**GIVEN RECORDS:**
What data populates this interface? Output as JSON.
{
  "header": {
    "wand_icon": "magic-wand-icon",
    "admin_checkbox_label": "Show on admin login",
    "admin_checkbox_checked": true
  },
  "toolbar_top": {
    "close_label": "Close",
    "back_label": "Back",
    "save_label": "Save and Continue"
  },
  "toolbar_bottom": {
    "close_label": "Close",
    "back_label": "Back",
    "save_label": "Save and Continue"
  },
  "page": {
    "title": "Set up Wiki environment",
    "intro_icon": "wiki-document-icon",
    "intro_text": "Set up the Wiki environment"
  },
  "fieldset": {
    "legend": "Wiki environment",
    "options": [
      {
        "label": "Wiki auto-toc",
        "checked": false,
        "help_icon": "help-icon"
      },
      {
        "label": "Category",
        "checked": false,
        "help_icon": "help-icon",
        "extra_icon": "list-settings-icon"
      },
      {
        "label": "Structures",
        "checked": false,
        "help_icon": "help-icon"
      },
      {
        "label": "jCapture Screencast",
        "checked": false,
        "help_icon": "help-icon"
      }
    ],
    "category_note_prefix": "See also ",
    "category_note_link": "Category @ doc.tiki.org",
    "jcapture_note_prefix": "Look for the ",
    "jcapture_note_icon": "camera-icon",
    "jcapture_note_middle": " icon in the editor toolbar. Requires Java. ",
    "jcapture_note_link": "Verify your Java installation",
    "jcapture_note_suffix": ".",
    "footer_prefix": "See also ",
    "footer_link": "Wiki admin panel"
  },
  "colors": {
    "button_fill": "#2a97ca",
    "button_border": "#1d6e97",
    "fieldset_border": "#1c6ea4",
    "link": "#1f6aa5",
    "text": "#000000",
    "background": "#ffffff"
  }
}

**PROBLEM TO WORK ON:** Repeat all of the records above exactly as they appear.

**ANSWER IN FULL:**
What data populates this interface? Output as JSON.
{
  "header": {
    "wand_icon": "magic-wand-icon",
    "admin_checkbox_label": "Show on admin login",
    "admin_checkbox_checked": true
  },
  "toolbar_top": {
    "close_label": "Close",
    "back_label": "Back",
    "save_label": "Save and Continue"
  },
  "toolbar_bottom": {
    "close_label": "Close",
    "back_label": "Back",
    "save_label": "Save and Continue"
  },
  "page": {
    "title": "Set up Wiki environment",
    "intro_icon": "wiki-document-icon",
    "intro_text": "Set up the Wiki environment"
  },
  "fieldset": {
    "legend": "Wiki environment",
    "options": [
      {
        "label": "Wiki auto-toc",
        "checked": false,
        "help_icon": "help-icon"
      },
      {
        "label": "Category",
        "checked": false,
        "help_icon": "help-icon",
        "extra_icon": "list-settings-icon"
      },
      {
        "label": "Structures",
        "checked": false,
        "help_icon": "help-icon"
      },
      {
        "label": "jCapture Screencast",
        "checked": false,
        "help_icon": "help-icon"
      }
    ],
    "category_note_prefix": "See also ",
    "category_note_link": "Category @ doc.tiki.org",
    "jcapture_note_prefix": "Look for the ",
    "jcapture_note_icon": "camera-icon",
    "jcapture_note_middle": " icon in the editor toolbar. Requires Java. ",
    "jcapture_note_link": "Verify your Java installation",
    "jcapture_note_suffix": ".",
    "footer_prefix": "See also ",
    "footer_link": "Wiki admin panel"
  },
  "colors": {
    "button_fill": "#2a97ca",
    "button_border": "#1d6e97",
    "fieldset_border": "#1c6ea4",
    "link": "#1f6aa5",
    "text": "#000000",
    "background": "#ffffff"
  }
}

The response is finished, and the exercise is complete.